[Dataset items]
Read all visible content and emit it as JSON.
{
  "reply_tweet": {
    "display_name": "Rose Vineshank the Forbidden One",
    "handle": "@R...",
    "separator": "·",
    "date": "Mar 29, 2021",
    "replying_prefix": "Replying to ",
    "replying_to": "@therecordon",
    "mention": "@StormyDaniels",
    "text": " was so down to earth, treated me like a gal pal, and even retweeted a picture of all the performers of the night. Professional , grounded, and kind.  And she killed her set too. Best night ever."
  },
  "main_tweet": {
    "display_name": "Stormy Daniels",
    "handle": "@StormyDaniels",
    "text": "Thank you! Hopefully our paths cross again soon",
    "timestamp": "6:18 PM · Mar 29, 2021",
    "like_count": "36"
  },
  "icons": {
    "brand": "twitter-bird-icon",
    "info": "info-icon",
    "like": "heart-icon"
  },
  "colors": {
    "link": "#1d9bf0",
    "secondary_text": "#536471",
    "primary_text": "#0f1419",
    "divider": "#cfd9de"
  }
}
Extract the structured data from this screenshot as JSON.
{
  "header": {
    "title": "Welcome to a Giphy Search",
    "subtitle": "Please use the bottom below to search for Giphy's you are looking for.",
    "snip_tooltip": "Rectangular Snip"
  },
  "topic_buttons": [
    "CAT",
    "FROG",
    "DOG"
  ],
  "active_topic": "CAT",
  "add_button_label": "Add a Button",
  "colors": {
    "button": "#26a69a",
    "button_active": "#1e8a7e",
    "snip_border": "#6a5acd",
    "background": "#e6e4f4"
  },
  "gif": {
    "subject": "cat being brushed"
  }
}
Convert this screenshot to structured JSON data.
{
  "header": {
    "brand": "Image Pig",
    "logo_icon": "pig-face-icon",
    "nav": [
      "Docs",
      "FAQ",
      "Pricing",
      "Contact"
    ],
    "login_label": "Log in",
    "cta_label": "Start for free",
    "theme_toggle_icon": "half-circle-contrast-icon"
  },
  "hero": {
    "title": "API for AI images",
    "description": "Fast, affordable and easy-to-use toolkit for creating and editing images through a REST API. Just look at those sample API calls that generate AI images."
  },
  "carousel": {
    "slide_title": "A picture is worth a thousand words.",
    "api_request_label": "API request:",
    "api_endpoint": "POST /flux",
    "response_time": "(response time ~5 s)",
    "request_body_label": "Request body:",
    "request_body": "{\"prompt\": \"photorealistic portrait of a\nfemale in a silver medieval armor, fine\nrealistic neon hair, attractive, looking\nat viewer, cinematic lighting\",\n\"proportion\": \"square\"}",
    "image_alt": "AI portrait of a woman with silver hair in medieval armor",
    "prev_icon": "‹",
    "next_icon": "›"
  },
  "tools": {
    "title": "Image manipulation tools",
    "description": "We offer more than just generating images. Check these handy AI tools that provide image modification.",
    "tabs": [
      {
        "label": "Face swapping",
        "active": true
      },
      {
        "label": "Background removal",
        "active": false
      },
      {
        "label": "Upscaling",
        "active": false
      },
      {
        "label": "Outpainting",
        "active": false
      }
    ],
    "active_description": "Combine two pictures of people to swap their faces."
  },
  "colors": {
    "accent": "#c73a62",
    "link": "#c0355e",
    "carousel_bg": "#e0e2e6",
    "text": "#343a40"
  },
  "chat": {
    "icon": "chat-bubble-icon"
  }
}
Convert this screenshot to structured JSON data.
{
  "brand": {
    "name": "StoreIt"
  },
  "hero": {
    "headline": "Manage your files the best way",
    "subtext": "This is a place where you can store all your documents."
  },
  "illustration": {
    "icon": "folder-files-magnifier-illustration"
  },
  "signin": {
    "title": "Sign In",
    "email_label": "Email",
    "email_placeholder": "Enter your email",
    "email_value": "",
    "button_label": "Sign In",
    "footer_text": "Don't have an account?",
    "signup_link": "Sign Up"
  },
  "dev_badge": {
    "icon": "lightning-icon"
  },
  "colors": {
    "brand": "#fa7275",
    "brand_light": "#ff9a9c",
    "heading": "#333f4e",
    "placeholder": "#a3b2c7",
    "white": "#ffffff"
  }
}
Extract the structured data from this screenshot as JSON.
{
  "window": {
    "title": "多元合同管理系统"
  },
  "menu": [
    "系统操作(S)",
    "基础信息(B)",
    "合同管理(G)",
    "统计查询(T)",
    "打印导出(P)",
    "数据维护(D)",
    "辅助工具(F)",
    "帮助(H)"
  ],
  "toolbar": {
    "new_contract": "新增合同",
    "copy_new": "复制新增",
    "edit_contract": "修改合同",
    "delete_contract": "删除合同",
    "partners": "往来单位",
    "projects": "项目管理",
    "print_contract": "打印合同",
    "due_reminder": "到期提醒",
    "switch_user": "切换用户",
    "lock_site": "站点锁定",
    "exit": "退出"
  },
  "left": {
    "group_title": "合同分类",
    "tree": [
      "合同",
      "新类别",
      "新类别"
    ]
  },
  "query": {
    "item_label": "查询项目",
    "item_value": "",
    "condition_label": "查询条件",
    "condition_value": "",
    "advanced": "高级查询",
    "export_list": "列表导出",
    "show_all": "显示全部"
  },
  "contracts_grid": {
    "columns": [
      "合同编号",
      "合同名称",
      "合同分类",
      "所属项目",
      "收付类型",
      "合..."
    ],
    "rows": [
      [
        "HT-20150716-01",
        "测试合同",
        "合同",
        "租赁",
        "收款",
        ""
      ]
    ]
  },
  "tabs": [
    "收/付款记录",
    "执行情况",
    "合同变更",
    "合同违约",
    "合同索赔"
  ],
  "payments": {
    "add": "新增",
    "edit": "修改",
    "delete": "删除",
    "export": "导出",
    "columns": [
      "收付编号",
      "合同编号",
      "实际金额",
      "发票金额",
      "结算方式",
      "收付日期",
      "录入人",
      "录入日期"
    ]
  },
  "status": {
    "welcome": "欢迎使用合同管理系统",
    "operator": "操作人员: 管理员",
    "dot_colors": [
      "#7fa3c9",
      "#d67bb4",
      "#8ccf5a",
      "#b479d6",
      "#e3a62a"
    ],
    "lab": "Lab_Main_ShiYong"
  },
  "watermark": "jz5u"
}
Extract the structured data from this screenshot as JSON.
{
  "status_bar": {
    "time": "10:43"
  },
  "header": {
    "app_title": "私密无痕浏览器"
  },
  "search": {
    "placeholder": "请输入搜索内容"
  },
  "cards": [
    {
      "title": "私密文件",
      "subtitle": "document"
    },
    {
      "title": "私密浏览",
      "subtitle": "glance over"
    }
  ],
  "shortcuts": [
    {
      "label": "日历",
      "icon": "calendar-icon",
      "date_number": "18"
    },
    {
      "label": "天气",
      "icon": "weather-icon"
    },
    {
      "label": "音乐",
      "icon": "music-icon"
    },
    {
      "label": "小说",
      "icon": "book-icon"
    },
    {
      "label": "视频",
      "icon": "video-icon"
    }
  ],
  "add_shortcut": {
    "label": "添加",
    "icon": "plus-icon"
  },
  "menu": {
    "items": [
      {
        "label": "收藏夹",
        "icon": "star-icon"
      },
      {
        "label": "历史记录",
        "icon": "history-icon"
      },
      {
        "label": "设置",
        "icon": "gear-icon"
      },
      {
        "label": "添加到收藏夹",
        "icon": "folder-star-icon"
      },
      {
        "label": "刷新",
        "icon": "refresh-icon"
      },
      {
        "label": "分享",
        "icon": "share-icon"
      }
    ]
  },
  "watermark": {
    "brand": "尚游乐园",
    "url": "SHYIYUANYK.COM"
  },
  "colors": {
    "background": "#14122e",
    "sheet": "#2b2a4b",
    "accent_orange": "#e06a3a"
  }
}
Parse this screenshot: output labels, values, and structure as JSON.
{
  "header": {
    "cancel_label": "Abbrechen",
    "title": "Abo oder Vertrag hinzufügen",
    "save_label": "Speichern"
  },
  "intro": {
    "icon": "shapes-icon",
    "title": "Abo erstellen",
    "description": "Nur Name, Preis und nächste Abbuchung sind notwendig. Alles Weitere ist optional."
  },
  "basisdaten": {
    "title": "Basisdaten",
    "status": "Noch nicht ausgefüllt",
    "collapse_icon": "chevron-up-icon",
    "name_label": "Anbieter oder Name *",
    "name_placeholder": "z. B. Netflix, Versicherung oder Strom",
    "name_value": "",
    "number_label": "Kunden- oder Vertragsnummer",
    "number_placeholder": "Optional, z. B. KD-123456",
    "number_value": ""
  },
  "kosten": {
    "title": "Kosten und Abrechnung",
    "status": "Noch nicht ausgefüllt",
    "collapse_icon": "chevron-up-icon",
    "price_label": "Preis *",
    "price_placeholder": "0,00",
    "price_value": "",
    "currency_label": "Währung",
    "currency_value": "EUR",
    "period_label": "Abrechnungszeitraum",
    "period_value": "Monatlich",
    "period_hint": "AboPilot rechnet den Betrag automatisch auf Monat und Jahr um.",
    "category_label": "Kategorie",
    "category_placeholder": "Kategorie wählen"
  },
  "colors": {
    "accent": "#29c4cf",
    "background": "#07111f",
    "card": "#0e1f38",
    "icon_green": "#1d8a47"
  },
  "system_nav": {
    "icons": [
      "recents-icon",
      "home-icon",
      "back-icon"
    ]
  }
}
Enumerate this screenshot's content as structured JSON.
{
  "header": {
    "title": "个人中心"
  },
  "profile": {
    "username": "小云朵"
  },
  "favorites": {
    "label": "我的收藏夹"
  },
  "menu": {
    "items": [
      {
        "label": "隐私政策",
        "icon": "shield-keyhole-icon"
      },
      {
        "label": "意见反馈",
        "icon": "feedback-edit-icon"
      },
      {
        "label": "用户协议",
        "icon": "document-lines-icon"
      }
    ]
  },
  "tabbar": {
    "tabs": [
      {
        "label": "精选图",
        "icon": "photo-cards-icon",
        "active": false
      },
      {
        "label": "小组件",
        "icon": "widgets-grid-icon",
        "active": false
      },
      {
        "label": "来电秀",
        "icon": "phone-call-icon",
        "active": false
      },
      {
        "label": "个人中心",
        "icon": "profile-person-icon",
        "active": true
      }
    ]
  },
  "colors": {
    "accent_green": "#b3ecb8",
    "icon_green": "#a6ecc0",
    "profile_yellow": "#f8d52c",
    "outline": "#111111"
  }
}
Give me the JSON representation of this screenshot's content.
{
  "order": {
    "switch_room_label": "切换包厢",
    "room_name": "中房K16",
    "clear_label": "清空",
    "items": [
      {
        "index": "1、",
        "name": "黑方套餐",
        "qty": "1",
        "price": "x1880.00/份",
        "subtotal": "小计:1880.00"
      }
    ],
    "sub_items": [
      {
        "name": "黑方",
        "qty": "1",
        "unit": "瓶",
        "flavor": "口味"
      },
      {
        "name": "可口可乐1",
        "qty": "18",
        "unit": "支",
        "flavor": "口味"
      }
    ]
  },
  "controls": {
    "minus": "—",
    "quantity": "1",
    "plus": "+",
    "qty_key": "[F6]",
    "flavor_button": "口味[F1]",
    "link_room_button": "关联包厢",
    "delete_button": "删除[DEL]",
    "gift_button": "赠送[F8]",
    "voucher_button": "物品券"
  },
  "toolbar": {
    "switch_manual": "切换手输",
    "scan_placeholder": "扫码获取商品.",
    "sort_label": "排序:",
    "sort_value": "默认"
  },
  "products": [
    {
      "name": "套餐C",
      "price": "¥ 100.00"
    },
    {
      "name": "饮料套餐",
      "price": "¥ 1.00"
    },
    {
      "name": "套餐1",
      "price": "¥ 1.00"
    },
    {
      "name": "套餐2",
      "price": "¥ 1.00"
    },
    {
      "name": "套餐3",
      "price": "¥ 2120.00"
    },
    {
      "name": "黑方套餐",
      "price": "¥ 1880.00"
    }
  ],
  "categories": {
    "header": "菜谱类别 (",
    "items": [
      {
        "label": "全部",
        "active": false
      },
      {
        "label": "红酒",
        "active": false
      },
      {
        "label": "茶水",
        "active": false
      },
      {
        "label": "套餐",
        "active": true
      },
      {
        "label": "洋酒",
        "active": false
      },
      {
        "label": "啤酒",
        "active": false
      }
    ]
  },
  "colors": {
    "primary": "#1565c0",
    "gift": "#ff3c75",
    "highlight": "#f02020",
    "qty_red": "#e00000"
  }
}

Given instruction:
Search the lines for the string "your" and copy every line that has it.

Task output:
    "headline": "Manage your files the best way",
    "subtext": "This is a place where you can store all your documents."
    "email_placeholder": "Enter your email",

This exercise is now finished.